* [Tasks]
a) Answer these questions from the lecture notes on decision trees and random forests:
(i) When is HW9 due?
(ii) What value is given for max_iter in the Python LogisticRegression line?
(iii) Which project is said to do what ensembles do?
b) Transcribe the lecture notes on decision trees and random forests between "Can also try" and "Zoo project does!", inclusive.
c) Write the next portion of the lecture notes on decision trees and random forests, continuing on from their final line.

* [Passage]
* * *

The Dark Forest

Jed Rembold

March 18, 2026

Announcements

HW9 is due the Monday after break!
- You have everything you need after today
Quiz 2 on Exoplanets and Galaxies two weeks from today
- Review and study materials going out today
Will start a new unit the Monday we get back

Recap

For certain data, alternative models are necessary to capture relationships within the data
Decision Trees are one alternative method of creating a classifier model
- Comprised of a conditional tree of yes/no questions
- Each question attempts to minimize the resulting overall “impurity” of the classifications
- Utilizing a full decision tree will often overfit the data, and thus various parameters can be chosen to “prune” the tree
- Decision trees are unstable in that the resulting tree can heavily depend on the randomized initial training data

Discussing Today

Useful Tidbits
Combining Models
- When and why might an ensemble of models give better results?
- How can we easily generate new “models”?
Introducing and understanding random forest models

Tidbits

Selecting all but one

In both Python and R, we commonly need to select many feature columns, which can be cumbersome

Can select all “but one” fairly easily:

model.fit(
  train_df.drop('label', axis=1), 
  train_df.label
)

model_fit <- model %>% 
  fit(label ~ . - label, data=train_df)

Iterations and Convergence

ML models operate on iterative approaches toward some optimum

If they move slowly toward that optimum, you might need to allow for more iterations

model = LogisticRegression(max_iter=10000)

model <- multinom_reg() %>% 
  set_engine("nnet", maxit=10000)

Can also try different solvers/engines

LogisticRegression(solver="newton-cg")

model <- multinom_reg() %>% 
  set_engine("glmnet", maxit=10000)

Strength in Numbers

Why Ensembles?

Ensembles leverage the idea that many efforts trying to get the right answer will be off in a random way
This is in fact what the Galaxy Zoo project does!

* * *

* [Given information]
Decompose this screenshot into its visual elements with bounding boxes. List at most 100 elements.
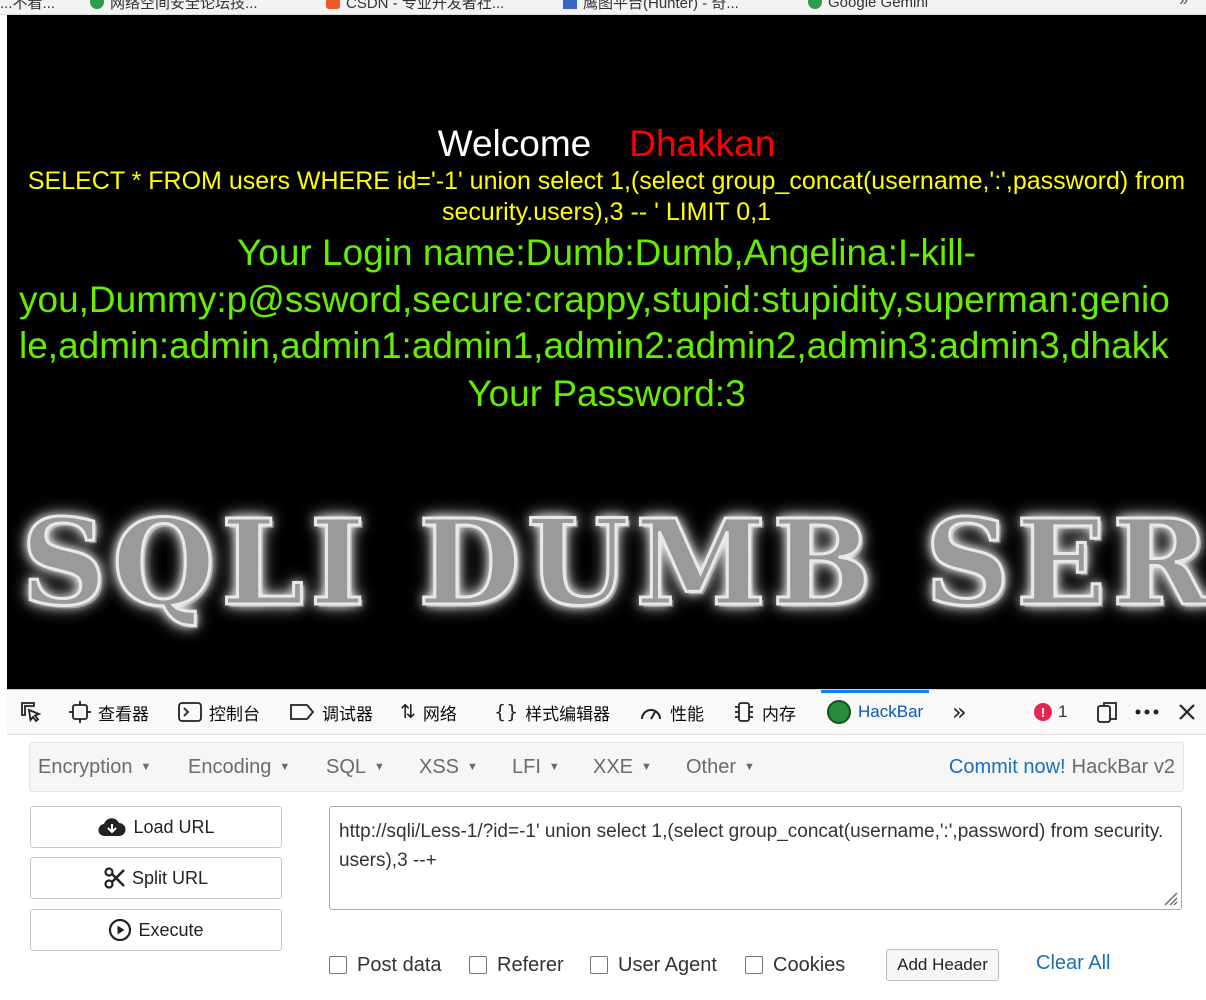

* * *

* [The results]
a)
(i) The Monday after break.
(ii) 10000.
(iii) The Galaxy Zoo project.

b)
Can also try different solvers/engines

LogisticRegression(solver="newton-cg")

model <- multinom_reg() %>% 
  set_engine("glmnet", maxit=10000)

Strength in Numbers

Why Ensembles?

Ensembles leverage the idea that many efforts trying to get the right answer will be off in a random way
This is in fact what the Galaxy Zoo project does!

c)
- Most volunteers are not experts, and will make mistakes from time to time
- But the mistakes will be random, and thus averaging them will get close to the correct answer
You can actually do this with any machine learning model

Voting Classifiers

You can construct your own arbitrary ensembles

In Python:

combo = VotingClassifier( 
            [ 
              ('logreg',log_mod), # first model
              ('dec_tree',tree)   # second model
            ], 
            voting='soft')
combo.fit(training_df[['x','y']])

A bit more complicated, but can be done in R with the stacks library

Gerrymandering (Voting Boundaries)

Generating Chaos

Creating Model Variations

Changing the random_state won’t always generate a very different model
- And in some cases, like logistic regression, there is no random element
A better way is using bagging (Bootstrap Aggregation)
In SkLearn as BaggingClassifier
In R from baguette library

Bias and Variance

Applications to Ensembles

The ability of an ensemble of classifiers to generalize depends on:
- The strength of the individual classifiers (how well does each individual model do at predicting a class?)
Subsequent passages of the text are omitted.